Exercise description -
Without including any pictures, write out the listing below exactly.

Raw data -
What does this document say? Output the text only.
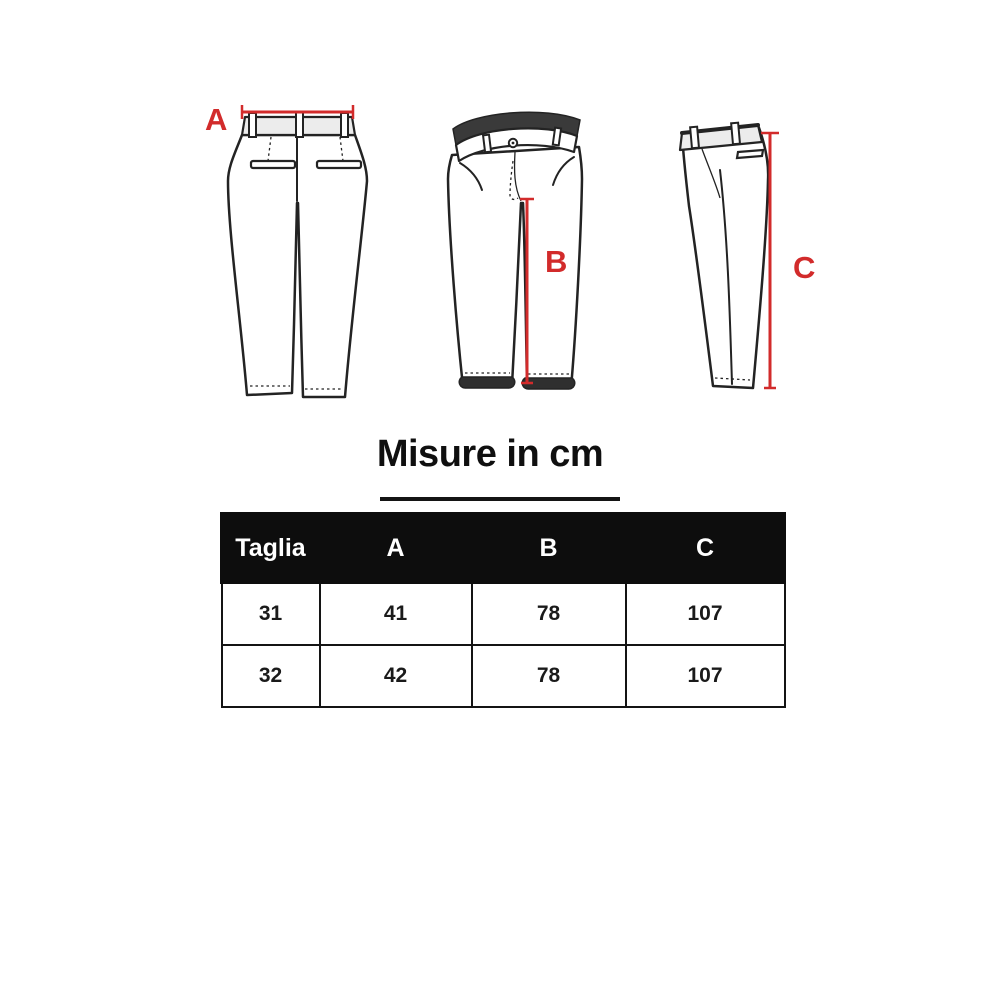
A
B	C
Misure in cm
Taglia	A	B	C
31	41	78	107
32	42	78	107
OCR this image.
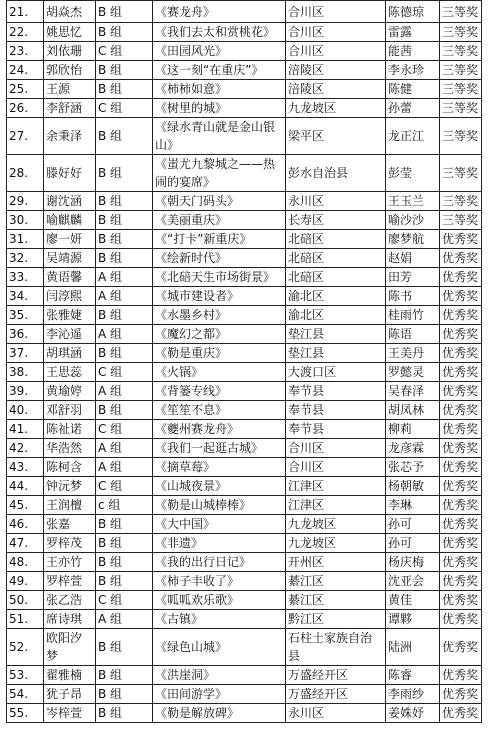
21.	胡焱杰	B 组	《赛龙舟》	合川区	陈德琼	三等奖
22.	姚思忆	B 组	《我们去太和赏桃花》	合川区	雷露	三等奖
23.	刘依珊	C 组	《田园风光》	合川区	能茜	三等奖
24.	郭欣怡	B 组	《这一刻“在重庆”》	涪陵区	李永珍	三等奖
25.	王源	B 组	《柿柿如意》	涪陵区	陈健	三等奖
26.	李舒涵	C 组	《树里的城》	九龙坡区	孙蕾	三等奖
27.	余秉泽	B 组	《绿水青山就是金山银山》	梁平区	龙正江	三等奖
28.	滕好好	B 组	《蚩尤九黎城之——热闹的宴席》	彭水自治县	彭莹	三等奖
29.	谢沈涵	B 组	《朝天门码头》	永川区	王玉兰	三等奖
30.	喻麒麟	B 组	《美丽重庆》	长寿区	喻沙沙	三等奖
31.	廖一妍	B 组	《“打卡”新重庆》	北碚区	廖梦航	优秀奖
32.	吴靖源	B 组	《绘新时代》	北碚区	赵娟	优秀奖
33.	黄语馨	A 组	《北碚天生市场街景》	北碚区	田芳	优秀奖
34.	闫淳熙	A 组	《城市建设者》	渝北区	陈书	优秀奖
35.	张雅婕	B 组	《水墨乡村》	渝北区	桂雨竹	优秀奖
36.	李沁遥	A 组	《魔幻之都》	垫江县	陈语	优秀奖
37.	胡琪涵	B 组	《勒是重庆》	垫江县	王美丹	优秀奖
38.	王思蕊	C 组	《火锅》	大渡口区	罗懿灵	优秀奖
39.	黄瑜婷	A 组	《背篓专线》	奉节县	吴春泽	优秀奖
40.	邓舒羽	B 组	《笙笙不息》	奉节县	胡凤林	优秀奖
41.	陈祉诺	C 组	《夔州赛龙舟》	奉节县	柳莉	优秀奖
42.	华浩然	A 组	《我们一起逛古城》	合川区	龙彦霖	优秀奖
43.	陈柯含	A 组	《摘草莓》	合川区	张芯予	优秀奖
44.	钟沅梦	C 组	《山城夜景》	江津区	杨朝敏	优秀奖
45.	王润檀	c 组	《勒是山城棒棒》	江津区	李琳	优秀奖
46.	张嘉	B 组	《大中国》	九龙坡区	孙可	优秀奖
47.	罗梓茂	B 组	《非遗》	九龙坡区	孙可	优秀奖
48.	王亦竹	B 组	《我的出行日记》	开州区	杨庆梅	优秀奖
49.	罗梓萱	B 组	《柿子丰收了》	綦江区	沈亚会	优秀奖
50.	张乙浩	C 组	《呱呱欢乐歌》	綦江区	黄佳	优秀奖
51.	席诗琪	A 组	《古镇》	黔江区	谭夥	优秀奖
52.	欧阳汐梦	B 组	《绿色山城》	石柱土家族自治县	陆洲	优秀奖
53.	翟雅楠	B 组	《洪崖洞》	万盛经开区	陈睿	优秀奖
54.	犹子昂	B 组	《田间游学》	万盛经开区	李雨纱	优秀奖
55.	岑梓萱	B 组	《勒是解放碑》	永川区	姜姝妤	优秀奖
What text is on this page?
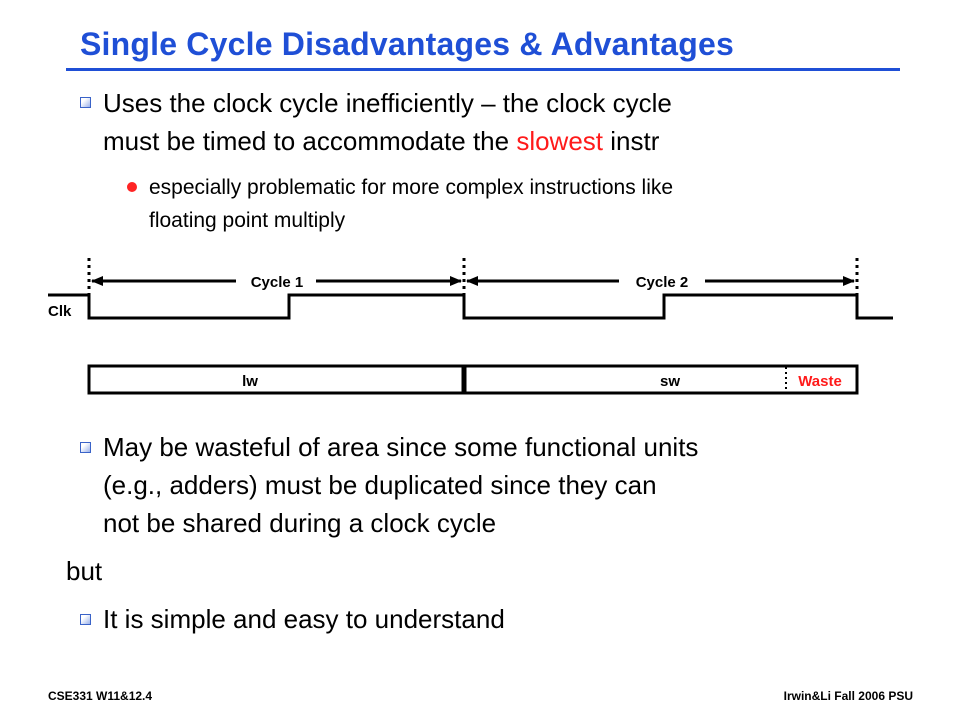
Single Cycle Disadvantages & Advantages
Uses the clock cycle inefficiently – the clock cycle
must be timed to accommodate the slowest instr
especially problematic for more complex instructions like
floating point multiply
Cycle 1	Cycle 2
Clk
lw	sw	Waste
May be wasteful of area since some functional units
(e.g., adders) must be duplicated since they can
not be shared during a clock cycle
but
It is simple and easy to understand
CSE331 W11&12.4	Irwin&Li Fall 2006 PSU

Exercise answer -
What does this document say? Output the text only.
A
B	C
Misure in cm
Taglia	A	B	C
31	41	78	107
32	42	78	107
OCR this image.
21.	胡焱杰	B 组	《赛龙舟》	合川区	陈德琼	三等奖
22.	姚思忆	B 组	《我们去太和赏桃花》	合川区	雷露	三等奖
23.	刘依珊	C 组	《田园风光》	合川区	能茜	三等奖
24.	郭欣怡	B 组	《这一刻“在重庆”》	涪陵区	李永珍	三等奖
25.	王源	B 组	《柿柿如意》	涪陵区	陈健	三等奖
26.	李舒涵	C 组	《树里的城》	九龙坡区	孙蕾	三等奖
27.	余秉泽	B 组	《绿水青山就是金山银山》	梁平区	龙正江	三等奖
28.	滕好好	B 组	《蚩尤九黎城之——热闹的宴席》	彭水自治县	彭莹	三等奖
29.	谢沈涵	B 组	《朝天门码头》	永川区	王玉兰	三等奖
30.	喻麒麟	B 组	《美丽重庆》	长寿区	喻沙沙	三等奖
31.	廖一妍	B 组	《“打卡”新重庆》	北碚区	廖梦航	优秀奖
32.	吴靖源	B 组	《绘新时代》	北碚区	赵娟	优秀奖
33.	黄语馨	A 组	《北碚天生市场街景》	北碚区	田芳	优秀奖
34.	闫淳熙	A 组	《城市建设者》	渝北区	陈书	优秀奖
35.	张雅婕	B 组	《水墨乡村》	渝北区	桂雨竹	优秀奖
36.	李沁遥	A 组	《魔幻之都》	垫江县	陈语	优秀奖
37.	胡琪涵	B 组	《勒是重庆》	垫江县	王美丹	优秀奖
38.	王思蕊	C 组	《火锅》	大渡口区	罗懿灵	优秀奖
39.	黄瑜婷	A 组	《背篓专线》	奉节县	吴春泽	优秀奖
40.	邓舒羽	B 组	《笙笙不息》	奉节县	胡凤林	优秀奖
41.	陈祉诺	C 组	《夔州赛龙舟》	奉节县	柳莉	优秀奖
42.	华浩然	A 组	《我们一起逛古城》	合川区	龙彦霖	优秀奖
43.	陈柯含	A 组	《摘草莓》	合川区	张芯予	优秀奖
44.	钟沅梦	C 组	《山城夜景》	江津区	杨朝敏	优秀奖
45.	王润檀	c 组	《勒是山城棒棒》	江津区	李琳	优秀奖
46.	张嘉	B 组	《大中国》	九龙坡区	孙可	优秀奖
47.	罗梓茂	B 组	《非遗》	九龙坡区	孙可	优秀奖
48.	王亦竹	B 组	《我的出行日记》	开州区	杨庆梅	优秀奖
49.	罗梓萱	B 组	《柿子丰收了》	綦江区	沈亚会	优秀奖
50.	张乙浩	C 组	《呱呱欢乐歌》	綦江区	黄佳	优秀奖
51.	席诗琪	A 组	《古镇》	黔江区	谭夥	优秀奖
52.	欧阳汐梦	B 组	《绿色山城》	石柱土家族自治县	陆洲	优秀奖
53.	翟雅楠	B 组	《洪崖洞》	万盛经开区	陈睿	优秀奖
54.	犹子昂	B 组	《田间游学》	万盛经开区	李雨纱	优秀奖
55.	岑梓萱	B 组	《勒是解放碑》	永川区	姜姝妤	优秀奖
What text is on this page?
Single Cycle Disadvantages & Advantages
Uses the clock cycle inefficiently – the clock cycle
must be timed to accommodate the slowest instr
especially problematic for more complex instructions like
floating point multiply
Cycle 1	Cycle 2
Clk
lw	sw	Waste
May be wasteful of area since some functional units
(e.g., adders) must be duplicated since they can
not be shared during a clock cycle
but
It is simple and easy to understand
CSE331 W11&12.4	Irwin&Li Fall 2006 PSU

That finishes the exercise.